* begin Provided information *

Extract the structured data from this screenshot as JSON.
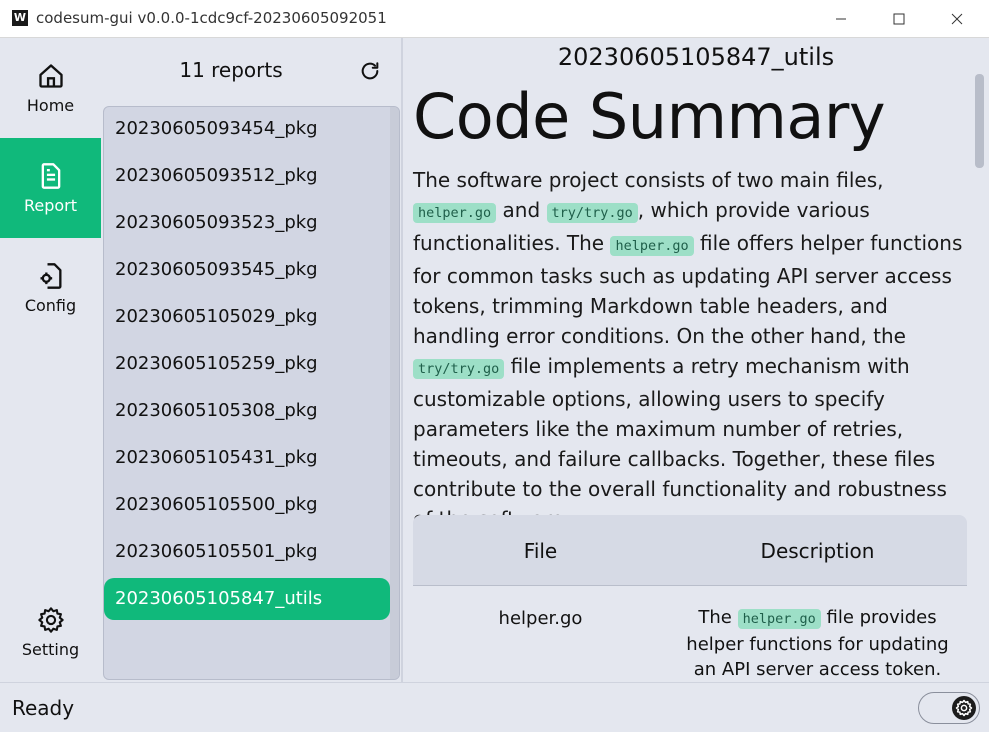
{
  "window": {
    "title": "codesum-gui v0.0.0-1cdc9cf-20230605092051",
    "app_icon": "W"
  },
  "nav": {
    "items": [
      {
        "label": "Home",
        "icon": "home-icon"
      },
      {
        "label": "Report",
        "icon": "document-icon",
        "active": true
      },
      {
        "label": "Config",
        "icon": "config-file-icon"
      }
    ],
    "setting": {
      "label": "Setting",
      "icon": "gear-icon"
    }
  },
  "reports": {
    "count_label": "11 reports",
    "items": [
      "20230605093454_pkg",
      "20230605093512_pkg",
      "20230605093523_pkg",
      "20230605093545_pkg",
      "20230605105029_pkg",
      "20230605105259_pkg",
      "20230605105308_pkg",
      "20230605105431_pkg",
      "20230605105500_pkg",
      "20230605105501_pkg",
      "20230605105847_utils"
    ],
    "selected": "20230605105847_utils"
  },
  "main": {
    "title": "20230605105847_utils",
    "heading": "Code Summary",
    "paragraph": {
      "t1": "The software project consists of two main files,",
      "c1": "helper.go",
      "t2": "and",
      "c2": "try/try.go",
      "t3": ", which provide various functionalities. The",
      "c3": "helper.go",
      "t4": "file offers helper functions for common tasks such as updating API server access tokens, trimming Markdown table headers, and handling error conditions. On the other hand, the",
      "c4": "try/try.go",
      "t5": "file implements a retry mechanism with customizable options, allowing users to specify parameters like the maximum number of retries, timeouts, and failure callbacks. Together, these files contribute to the overall functionality and robustness of the software."
    },
    "table": {
      "headers": [
        "File",
        "Description"
      ],
      "rows": [
        {
          "file": "helper.go",
          "desc_pre": "The",
          "desc_code": "helper.go",
          "desc_post": "file provides helper functions for updating an API server access token."
        }
      ]
    }
  },
  "status": {
    "text": "Ready",
    "theme_toggle_icon": "gear-icon"
  },
  "colors": {
    "accent": "#10b97b",
    "background": "#e4e7ef",
    "list_bg": "#d2d6e3",
    "code_bg": "#9ddfc7"
  }
}
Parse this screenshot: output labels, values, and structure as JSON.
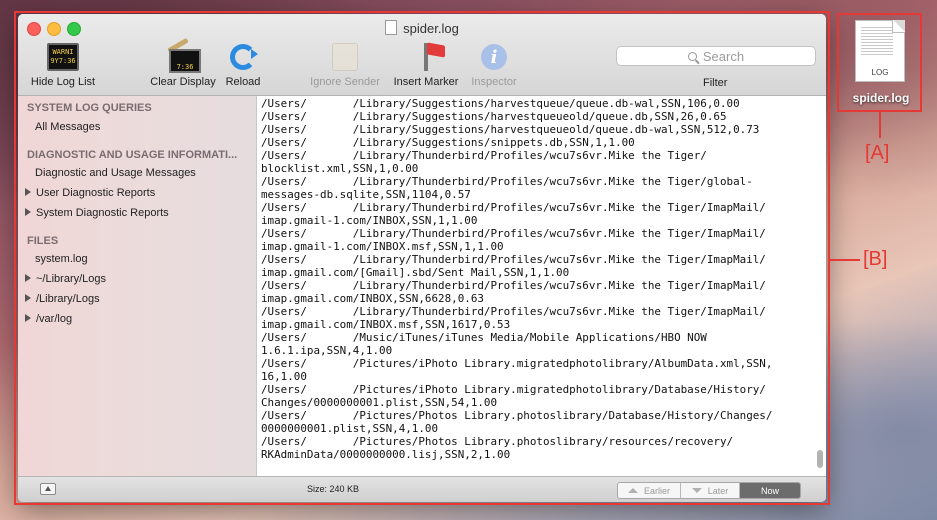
{
  "window": {
    "title": "spider.log"
  },
  "toolbar": {
    "hide_log_list": "Hide Log List",
    "clear_display": "Clear Display",
    "reload": "Reload",
    "ignore_sender": "Ignore Sender",
    "insert_marker": "Insert Marker",
    "inspector": "Inspector",
    "search_placeholder": "Search",
    "filter": "Filter",
    "console_icon_text": [
      "WARNI",
      "9Y7:36"
    ],
    "clear_icon_text": "7:36"
  },
  "sidebar": {
    "sections": [
      {
        "heading": "SYSTEM LOG QUERIES",
        "items": [
          {
            "label": "All Messages",
            "disclosure": false
          }
        ]
      },
      {
        "heading": "DIAGNOSTIC AND USAGE INFORMATI...",
        "items": [
          {
            "label": "Diagnostic and Usage Messages",
            "disclosure": false
          },
          {
            "label": "User Diagnostic Reports",
            "disclosure": true
          },
          {
            "label": "System Diagnostic Reports",
            "disclosure": true
          }
        ]
      },
      {
        "heading": "FILES",
        "items": [
          {
            "label": "system.log",
            "disclosure": false
          },
          {
            "label": "~/Library/Logs",
            "disclosure": true
          },
          {
            "label": "/Library/Logs",
            "disclosure": true
          },
          {
            "label": "/var/log",
            "disclosure": true
          }
        ]
      }
    ]
  },
  "log": {
    "lines": [
      "/Users/       /Library/Suggestions/harvestqueue/queue.db-wal,SSN,106,0.00",
      "/Users/       /Library/Suggestions/harvestqueueold/queue.db,SSN,26,0.65",
      "/Users/       /Library/Suggestions/harvestqueueold/queue.db-wal,SSN,512,0.73",
      "/Users/       /Library/Suggestions/snippets.db,SSN,1,1.00",
      "/Users/       /Library/Thunderbird/Profiles/wcu7s6vr.Mike the Tiger/",
      "blocklist.xml,SSN,1,0.00",
      "/Users/       /Library/Thunderbird/Profiles/wcu7s6vr.Mike the Tiger/global-",
      "messages-db.sqlite,SSN,1104,0.57",
      "/Users/       /Library/Thunderbird/Profiles/wcu7s6vr.Mike the Tiger/ImapMail/",
      "imap.gmail-1.com/INBOX,SSN,1,1.00",
      "/Users/       /Library/Thunderbird/Profiles/wcu7s6vr.Mike the Tiger/ImapMail/",
      "imap.gmail-1.com/INBOX.msf,SSN,1,1.00",
      "/Users/       /Library/Thunderbird/Profiles/wcu7s6vr.Mike the Tiger/ImapMail/",
      "imap.gmail.com/[Gmail].sbd/Sent Mail,SSN,1,1.00",
      "/Users/       /Library/Thunderbird/Profiles/wcu7s6vr.Mike the Tiger/ImapMail/",
      "imap.gmail.com/INBOX,SSN,6628,0.63",
      "/Users/       /Library/Thunderbird/Profiles/wcu7s6vr.Mike the Tiger/ImapMail/",
      "imap.gmail.com/INBOX.msf,SSN,1617,0.53",
      "/Users/       /Music/iTunes/iTunes Media/Mobile Applications/HBO NOW",
      "1.6.1.ipa,SSN,4,1.00",
      "/Users/       /Pictures/iPhoto Library.migratedphotolibrary/AlbumData.xml,SSN,",
      "16,1.00",
      "/Users/       /Pictures/iPhoto Library.migratedphotolibrary/Database/History/",
      "Changes/0000000001.plist,SSN,54,1.00",
      "/Users/       /Pictures/Photos Library.photoslibrary/Database/History/Changes/",
      "0000000001.plist,SSN,4,1.00",
      "/Users/       /Pictures/Photos Library.photoslibrary/resources/recovery/",
      "RKAdminData/0000000000.lisj,SSN,2,1.00"
    ]
  },
  "statusbar": {
    "size": "Size: 240 KB",
    "earlier": "Earlier",
    "later": "Later",
    "now": "Now"
  },
  "desktop": {
    "file_ext": "LOG",
    "file_name": "spider.log"
  },
  "annotations": {
    "a": "[A]",
    "b": "[B]",
    "color": "#e53935"
  }
}
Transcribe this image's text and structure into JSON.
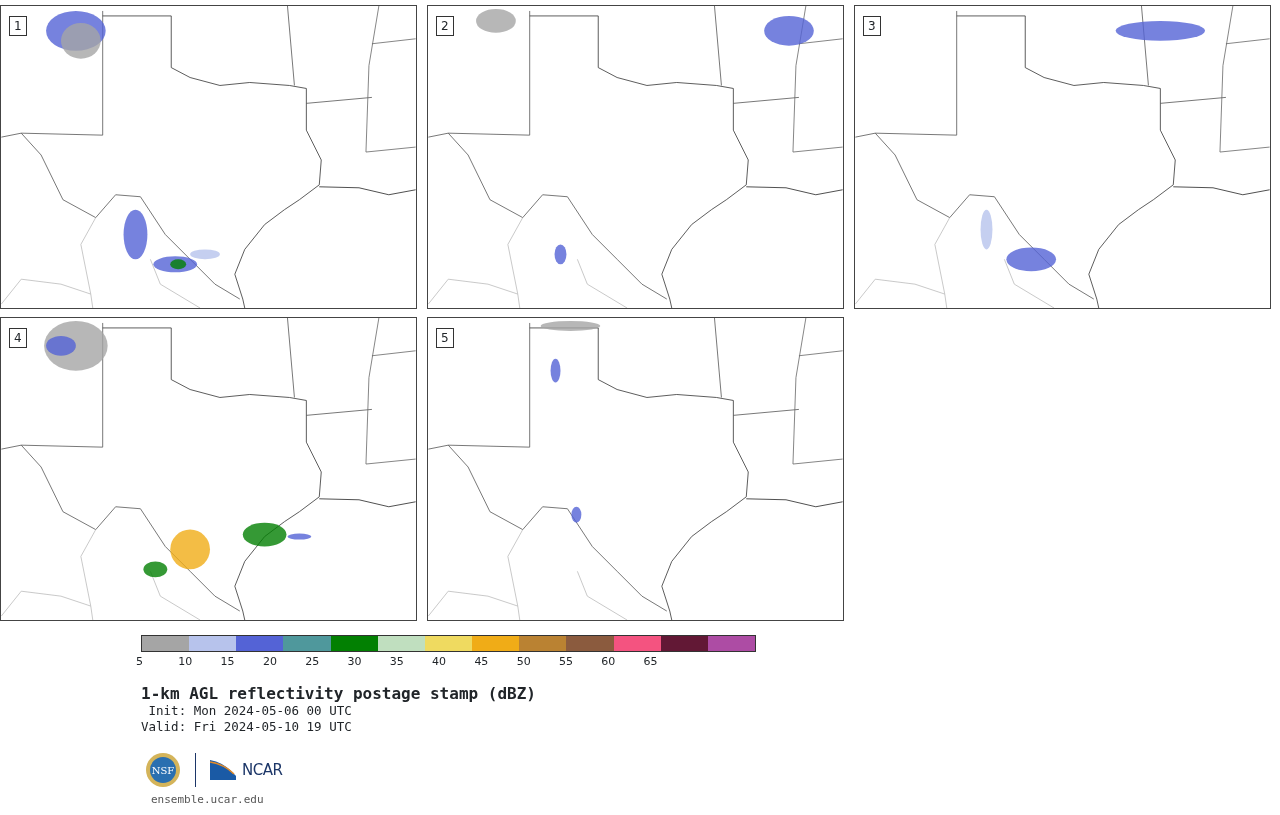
{
  "panels": [
    {
      "label": "1"
    },
    {
      "label": "2"
    },
    {
      "label": "3"
    },
    {
      "label": "4"
    },
    {
      "label": "5"
    }
  ],
  "colorbar": {
    "segments": [
      {
        "color": "#a5a5a5"
      },
      {
        "color": "#b7c3ec"
      },
      {
        "color": "#5463d6"
      },
      {
        "color": "#4f989c"
      },
      {
        "color": "#028002"
      },
      {
        "color": "#c0dfbf"
      },
      {
        "color": "#efda60"
      },
      {
        "color": "#f0ac17"
      },
      {
        "color": "#ba8232"
      },
      {
        "color": "#8b5b3e"
      },
      {
        "color": "#f45380"
      },
      {
        "color": "#621835"
      },
      {
        "color": "#ad4ca4"
      }
    ],
    "ticks": [
      "5",
      "10",
      "15",
      "20",
      "25",
      "30",
      "35",
      "40",
      "45",
      "50",
      "55",
      "60",
      "65"
    ]
  },
  "title": "1-km AGL reflectivity postage stamp (dBZ)",
  "init": " Init: Mon 2024-05-06 00 UTC",
  "valid": "Valid: Fri 2024-05-10 19 UTC",
  "logos": {
    "nsf": "NSF",
    "ncar": "NCAR"
  },
  "url": "ensemble.ucar.edu"
}
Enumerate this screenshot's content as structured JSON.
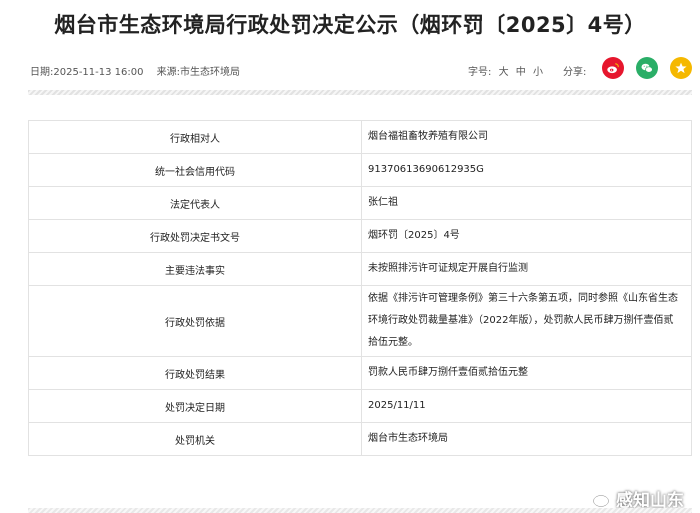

* end Provided information *

For the entries above, state how many lines contain the word "gmail". Provide the number by itself.

5